▸ **Written task**:
Your copy should contain exactly the lines from the one that holds "OCR this image." through the end of the material, reproduced as written, with no pictures.

▸ **Data excerpts**:
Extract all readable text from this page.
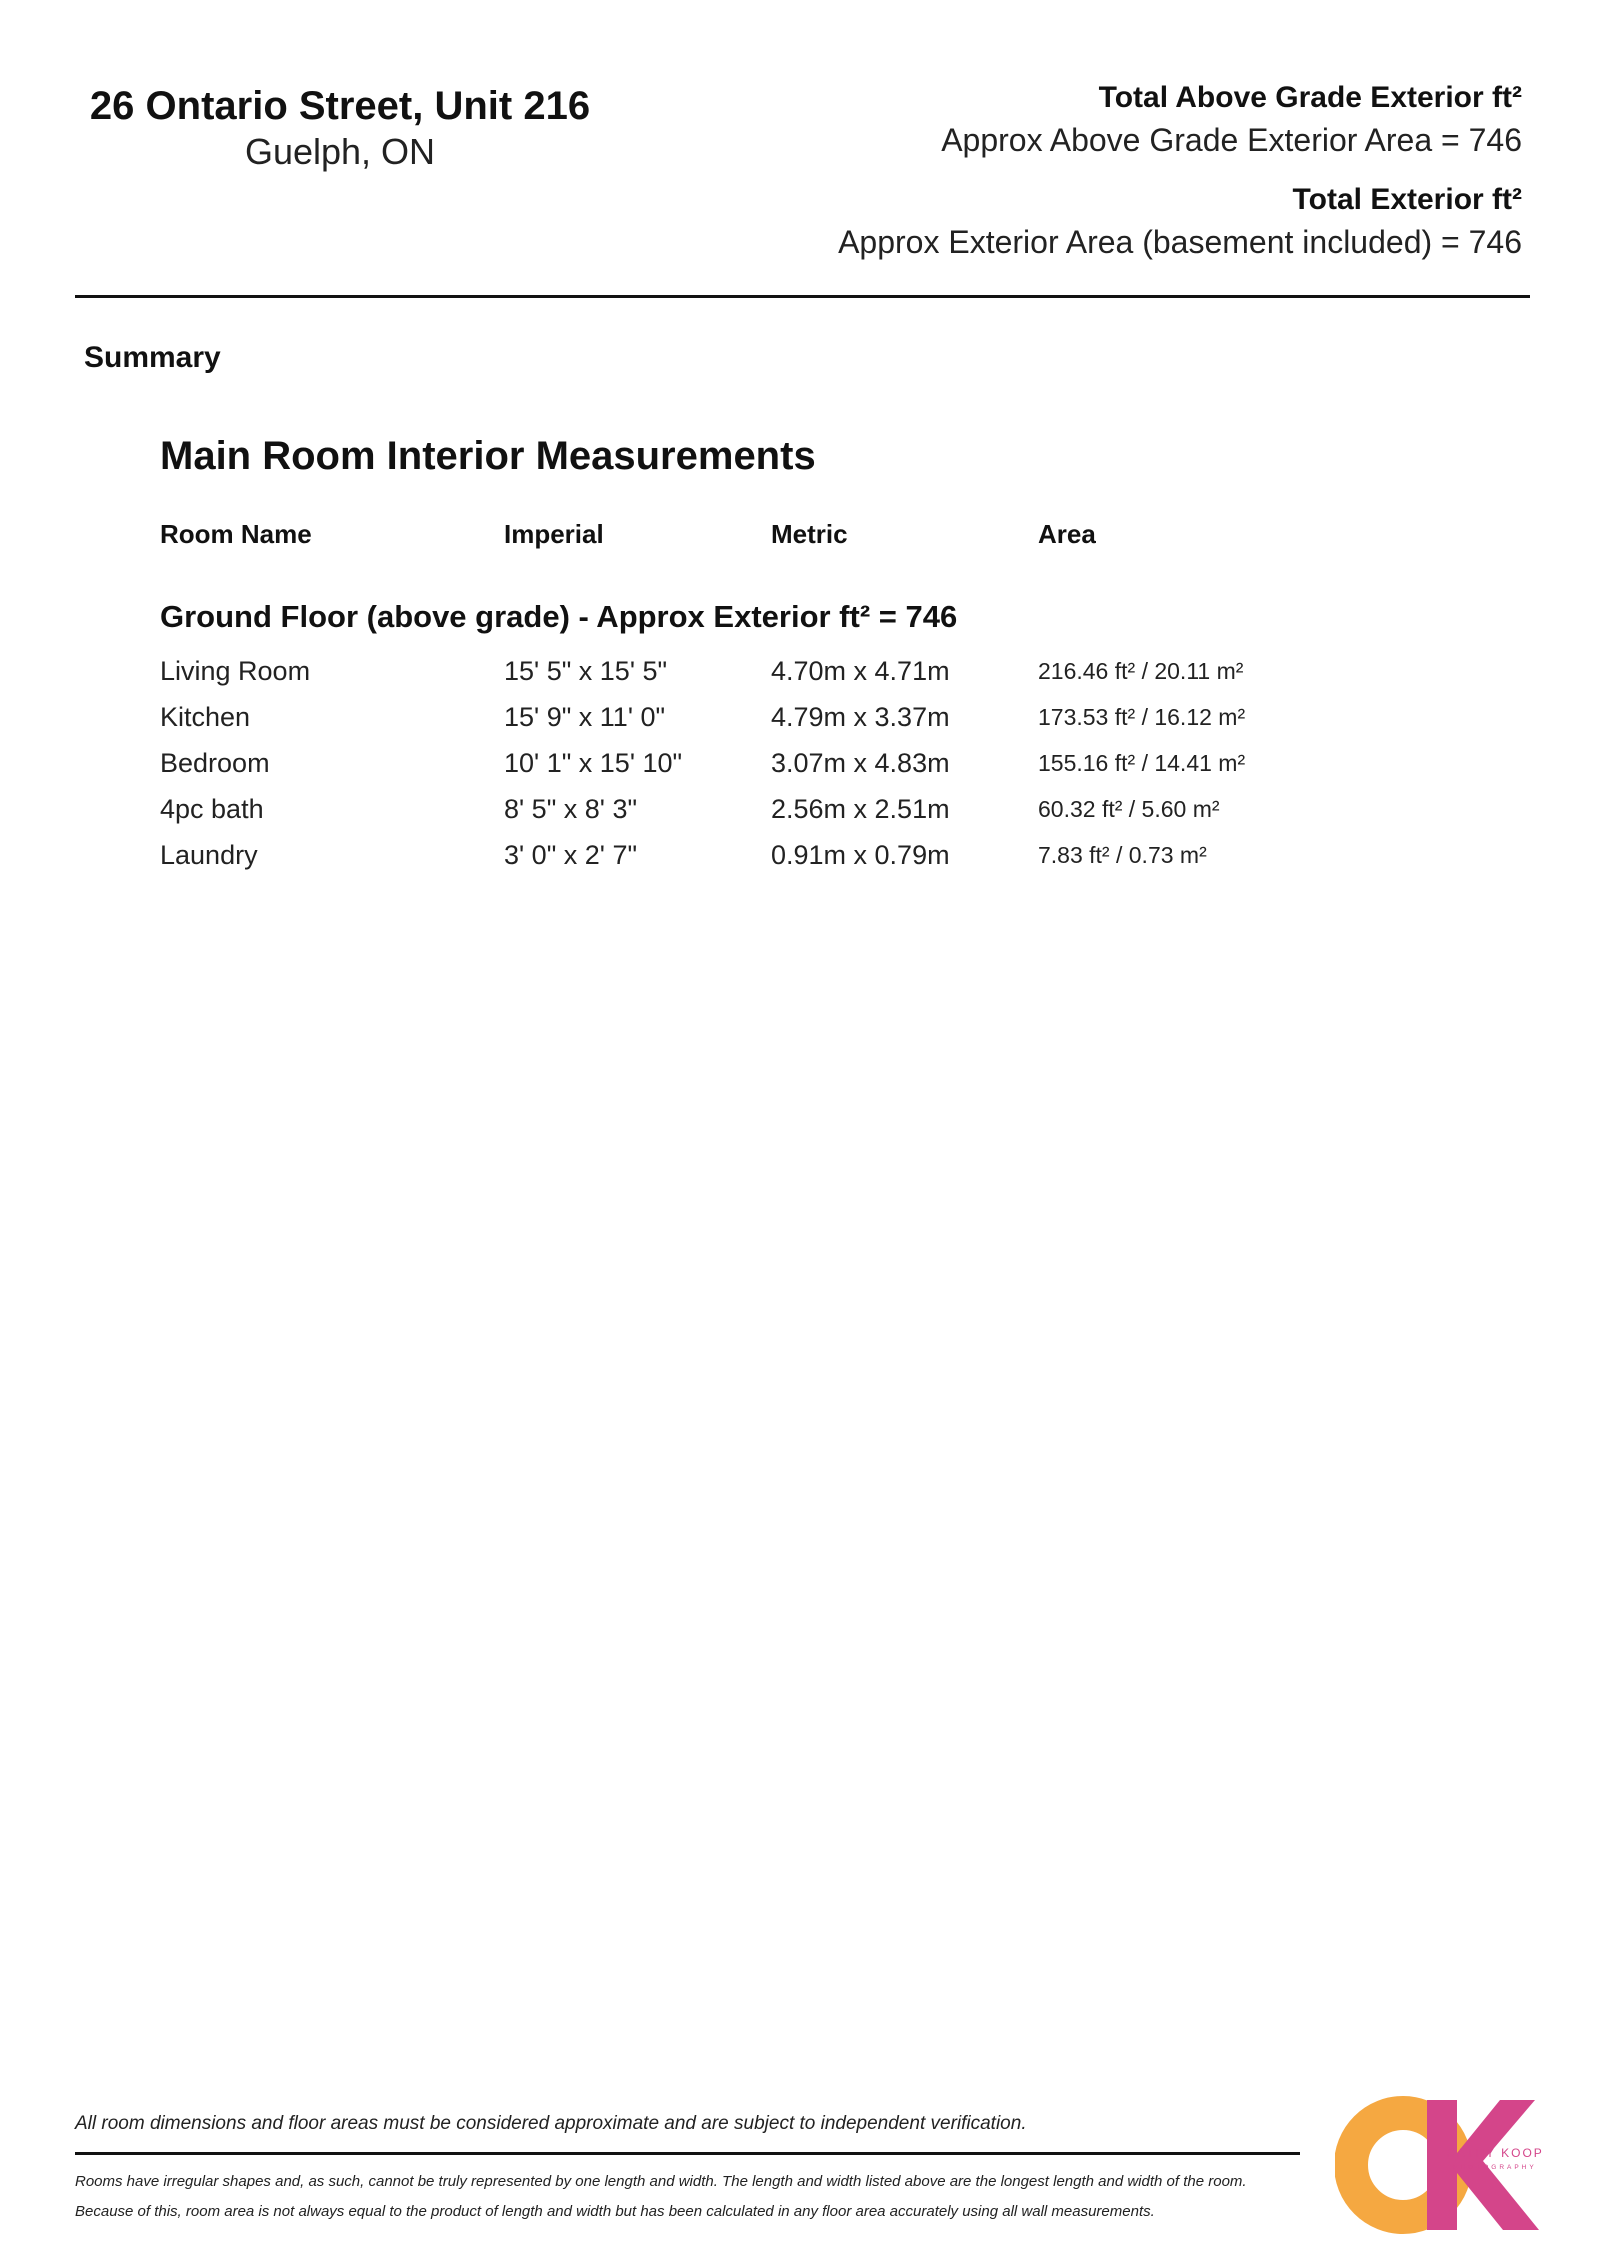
26 Ontario Street, Unit 216
Guelph, ON
Total Above Grade Exterior ft²
Approx Above Grade Exterior Area = 746
Total Exterior ft²
Approx Exterior Area (basement included) = 746
Summary
Main Room Interior Measurements
Room Name	Imperial	Metric	Area
Ground Floor (above grade) - Approx Exterior ft² = 746
Living Room	15' 5" x 15' 5"	4.70m x 4.71m	216.46 ft² / 20.11 m²
Kitchen	15' 9" x 11' 0"	4.79m x 3.37m	173.53 ft² / 16.12 m²
Bedroom	10' 1" x 15' 10"	3.07m x 4.83m	155.16 ft² / 14.41 m²
4pc bath	8' 5" x 8' 3"	2.56m x 2.51m	60.32 ft² / 5.60 m²
Laundry	3' 0" x 2' 7"	0.91m x 0.79m	7.83 ft² / 0.73 m²
All room dimensions and floor areas must be considered approximate and are subject to independent verification.
Rooms have irregular shapes and, as such, cannot be truly represented by one length and width. The length and width listed above are the longest length and width of the room.
Because of this, room area is not always equal to the product of length and width but has been calculated in any floor area accurately using all wall measurements.
CATHY KOOP
PHOTOGRAPHY
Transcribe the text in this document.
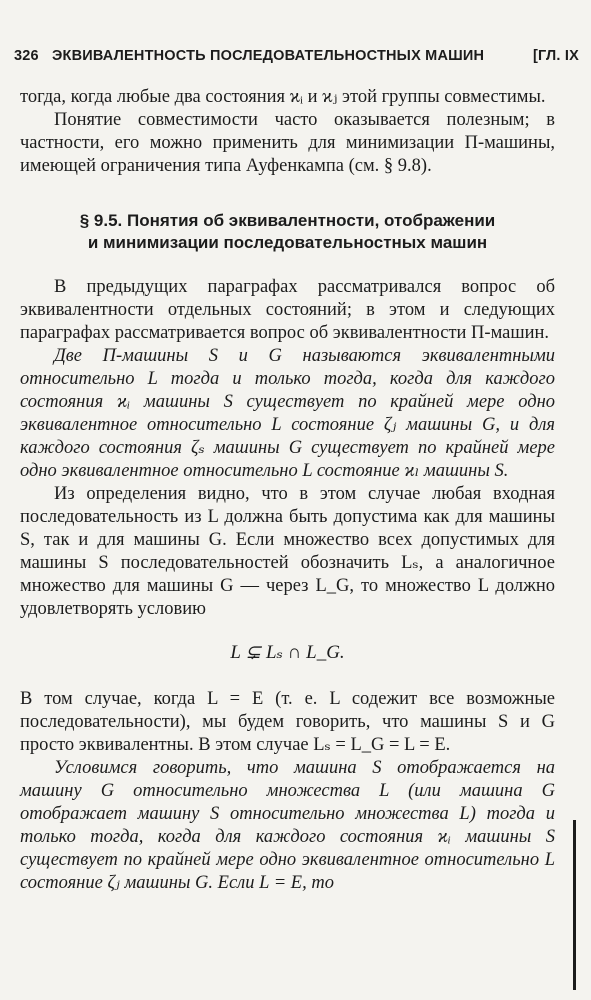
326 ЭКВИВАЛЕНТНОСТЬ ПОСЛЕДОВАТЕЛЬНОСТНЫХ МАШИН	[ГЛ. IX

тогда, когда любые два состояния ϰᵢ и ϰⱼ этой группы совместимы.

Понятие совместимости часто оказывается полезным; в частности, его можно применить для минимизации П-машины, имеющей ограничения типа Ауфенкампа (см. § 9.8).

§ 9.5. Понятия об эквивалентности, отображении
и минимизации последовательностных машин

В предыдущих параграфах рассматривался вопрос об эквивалентности отдельных состояний; в этом и следующих параграфах рассматривается вопрос об эквивалентности П-машин.

Две П-машины S и G называются эквивалентными относительно L тогда и только тогда, когда для каждого состояния ϰᵢ машины S существует по крайней мере одно эквивалентное относительно L состояние ζⱼ машины G, и для каждого состояния ζₛ машины G существует по крайней мере одно эквивалентное относительно L состояние ϰₗ машины S.

Из определения видно, что в этом случае любая входная последовательность из L должна быть допустима как для машины S, так и для машины G. Если множество всех допустимых для машины S последовательностей обозначить Lₛ, а аналогичное множество для машины G — через L_G, то множество L должно удовлетворять условию

L ⊊ Lₛ ∩ L_G.

В том случае, когда L = E (т. е. L содежит все возможные последовательности), мы будем говорить, что машины S и G просто эквивалентны. В этом случае Lₛ = L_G = L = E.

Условимся говорить, что машина S отображается на машину G относительно множества L (или машина G отображает машину S относительно множества L) тогда и только тогда, когда для каждого состояния ϰᵢ машины S существует по крайней мере одно эквивалентное относительно L состояние ζⱼ машины G. Если L = E, то
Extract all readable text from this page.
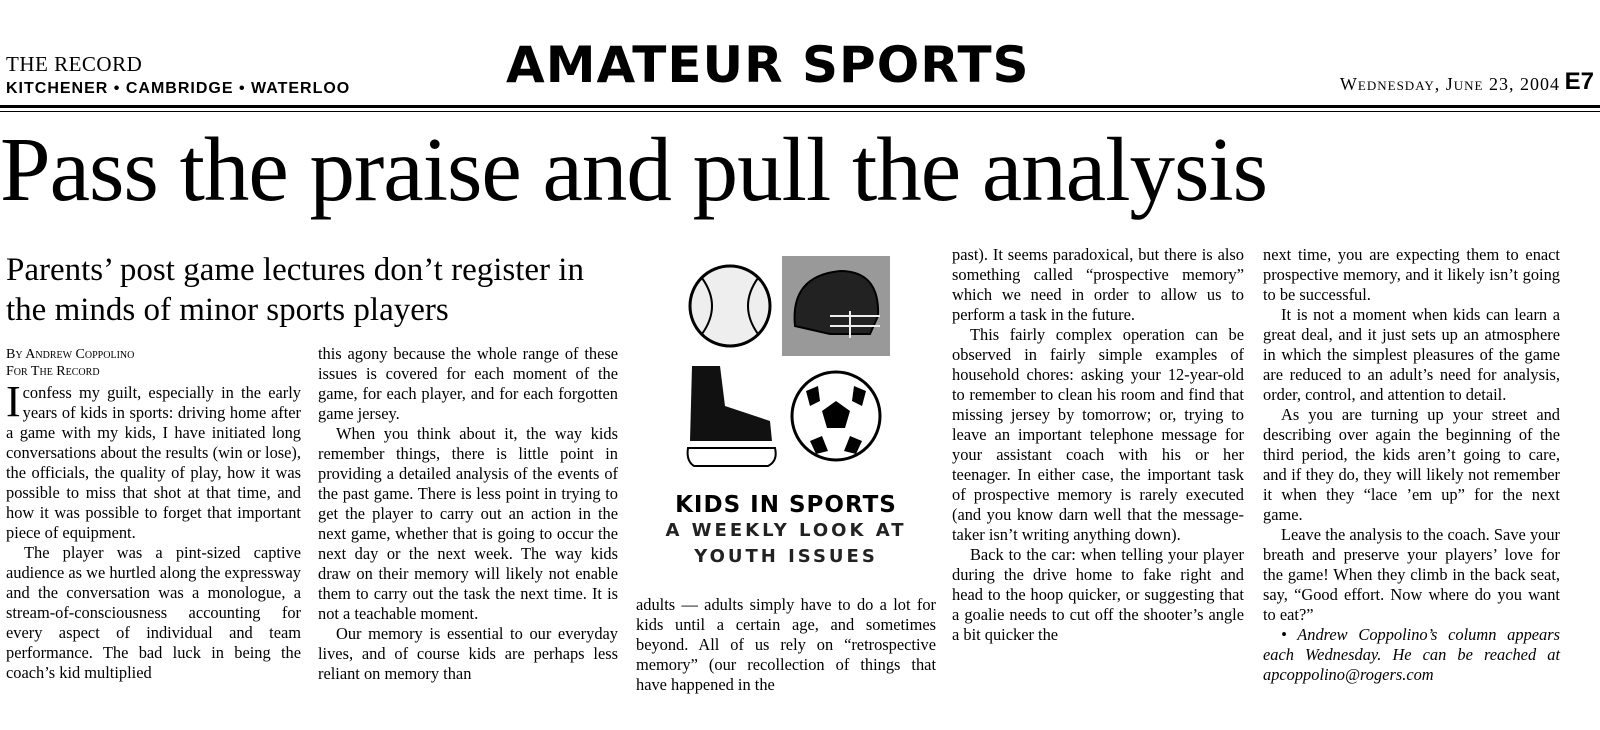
THE RECORD
KITCHENER • CAMBRIDGE • WATERLOO	AMATEUR SPORTS	Wednesday, June 23, 2004 E7
Pass the praise and pull the analysis
Parents’ post game lectures don’t register in the minds of minor sports players
By Andrew Coppolino
For The Record

Iconfess my guilt, especially in the early years of kids in sports: driving home after a game with my kids, I have initiated long conversations about the results (win or lose), the officials, the quality of play, how it was possible to miss that shot at that time, and how it was possible to forget that important piece of equipment.

The player was a pint-sized captive audience as we hurtled along the expressway and the conversation was a monologue, a stream-of-consciousness accounting for every aspect of individual and team performance. The bad luck in being the coach’s kid multiplied

this agony because the whole range of these issues is covered for each moment of the game, for each player, and for each forgotten game jersey.

When you think about it, the way kids remember things, there is little point in providing a detailed analysis of the events of the past game. There is less point in trying to get the player to carry out an action in the next game, whether that is going to occur the next day or the next week. The way kids draw on their memory will likely not enable them to carry out the task the next time. It is not a teachable moment.

Our memory is essential to our everyday lives, and of course kids are perhaps less reliant on memory than

KIDS IN SPORTS
A WEEKLY LOOK AT
YOUTH ISSUES

adults — adults simply have to do a lot for kids until a certain age, and sometimes beyond. All of us rely on “retrospective memory” (our recollection of things that have happened in the

past). It seems paradoxical, but there is also something called “prospective memory” which we need in order to allow us to perform a task in the future.

This fairly complex operation can be observed in fairly simple examples of household chores: asking your 12-year-old to remember to clean his room and find that missing jersey by tomorrow; or, trying to leave an important telephone message for your assistant coach with his or her teenager. In either case, the important task of prospective memory is rarely executed (and you know darn well that the message-taker isn’t writing anything down).

Back to the car: when telling your player during the drive home to fake right and head to the hoop quicker, or suggesting that a goalie needs to cut off the shooter’s angle a bit quicker the

next time, you are expecting them to enact prospective memory, and it likely isn’t going to be successful.

It is not a moment when kids can learn a great deal, and it just sets up an atmosphere in which the simplest pleasures of the game are reduced to an adult’s need for analysis, order, control, and attention to detail.

As you are turning up your street and describing over again the beginning of the third period, the kids aren’t going to care, and if they do, they will likely not remember it when they “lace ’em up” for the next game.

Leave the analysis to the coach. Save your breath and preserve your players’ love for the game! When they climb in the back seat, say, “Good effort. Now where do you want to eat?”

• Andrew Coppolino’s column appears each Wednesday. He can be reached at apcoppolino@rogers.com
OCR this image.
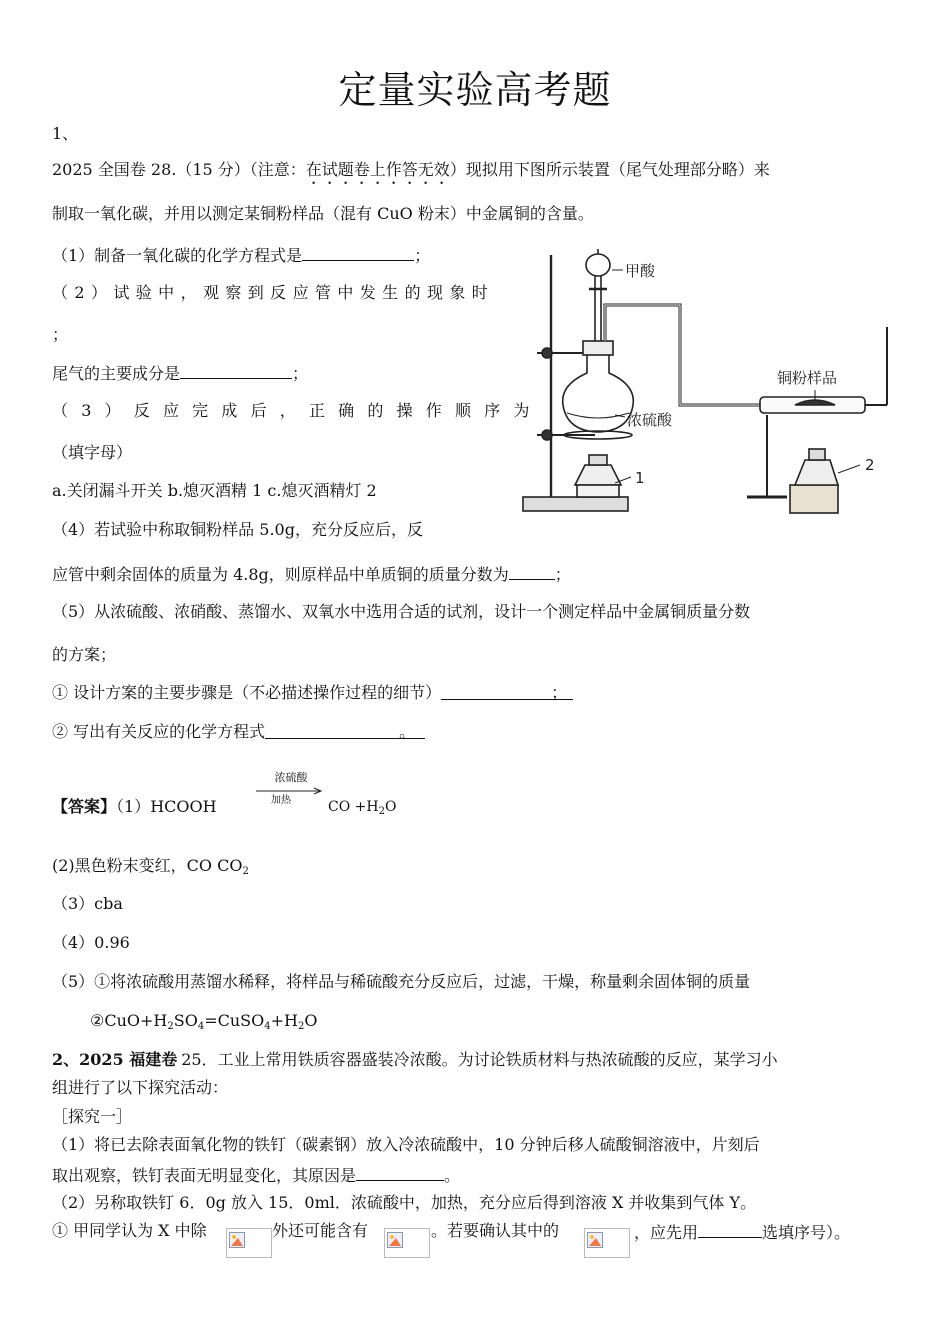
定量实验高考题
1、
2025 全国卷 28.（15 分）（注意：在试题卷上作答无效）现拟用下图所示装置（尾气处理部分略）来
制取一氧化碳，并用以测定某铜粉样品（混有 CuO 粉末）中金属铜的含量。
（1）制备一氧化碳的化学方程式是	；
（2）试验中，观察到反应管中发生的现象时
；
尾气的主要成分是	；
（3）反应完成后，正确的操作顺序为
（填字母）
a.关闭漏斗开关 b.熄灭酒精 1 c.熄灭酒精灯 2
（4）若试验中称取铜粉样品 5.0g，充分反应后，反
应管中剩余固体的质量为 4.8g，则原样品中单质铜的质量分数为	；
（5）从浓硫酸、浓硝酸、蒸馏水、双氧水中选用合适的试剂，设计一个测定样品中金属铜质量分数
的方案；
① 设计方案的主要步骤是（不必描述操作过程的细节）	；
② 写出有关反应的化学方程式	。
甲酸
浓硫酸
铜粉样品
1
2
【答案】（1）HCOOH
浓硫酸
加热	CO $+H_2O$
(2)黑色粉末变红，CO $CO_2$
（3）cba
（4）0.96
（5）①将浓硫酸用蒸馏水稀释，将样品与稀硫酸充分反应后，过滤，干燥，称量剩余固体铜的质量
$②CuO+H_2SO_4=CuSO_4+H_2O$
2、2025 福建卷 25．工业上常用铁质容器盛装冷浓酸。为讨论铁质材料与热浓硫酸的反应，某学习小
组进行了以下探究活动：
［探究一］
（1）将已去除表面氧化物的铁钉（碳素钢）放入冷浓硫酸中，10 分钟后移人硫酸铜溶液中，片刻后
取出观察，铁钉表面无明显变化，其原因是	。
（2）另称取铁钉 6．0g 放入 15．0ml．浓硫酸中，加热，充分应后得到溶液 X 并收集到气体 Y。
① 甲同学认为 X 中除	外还可能含有	。若要确认其中的	，应先用	选填序号）。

▸ **Result**:
OCR this image.
定量实验高考题
1、
2025 全国卷 28.（15 分）（注意：在试题卷上作答无效）现拟用下图所示装置（尾气处理部分略）来
制取一氧化碳，并用以测定某铜粉样品（混有 CuO 粉末）中金属铜的含量。
（1）制备一氧化碳的化学方程式是	；
（2）试验中，观察到反应管中发生的现象时
；
尾气的主要成分是	；
（3）反应完成后，正确的操作顺序为
（填字母）
a.关闭漏斗开关 b.熄灭酒精 1 c.熄灭酒精灯 2
（4）若试验中称取铜粉样品 5.0g，充分反应后，反
应管中剩余固体的质量为 4.8g，则原样品中单质铜的质量分数为	；
（5）从浓硫酸、浓硝酸、蒸馏水、双氧水中选用合适的试剂，设计一个测定样品中金属铜质量分数
的方案；
① 设计方案的主要步骤是（不必描述操作过程的细节）	；
② 写出有关反应的化学方程式	。
甲酸
浓硫酸
铜粉样品
1
2
【答案】（1）HCOOH
浓硫酸
加热	CO $+H_2O$
(2)黑色粉末变红，CO $CO_2$
（3）cba
（4）0.96
（5）①将浓硫酸用蒸馏水稀释，将样品与稀硫酸充分反应后，过滤，干燥，称量剩余固体铜的质量
$②CuO+H_2SO_4=CuSO_4+H_2O$
2、2025 福建卷 25．工业上常用铁质容器盛装冷浓酸。为讨论铁质材料与热浓硫酸的反应，某学习小
组进行了以下探究活动：
［探究一］
（1）将已去除表面氧化物的铁钉（碳素钢）放入冷浓硫酸中，10 分钟后移人硫酸铜溶液中，片刻后
取出观察，铁钉表面无明显变化，其原因是	。
（2）另称取铁钉 6．0g 放入 15．0ml．浓硫酸中，加热，充分应后得到溶液 X 并收集到气体 Y。
① 甲同学认为 X 中除	外还可能含有	。若要确认其中的	，应先用	选填序号）。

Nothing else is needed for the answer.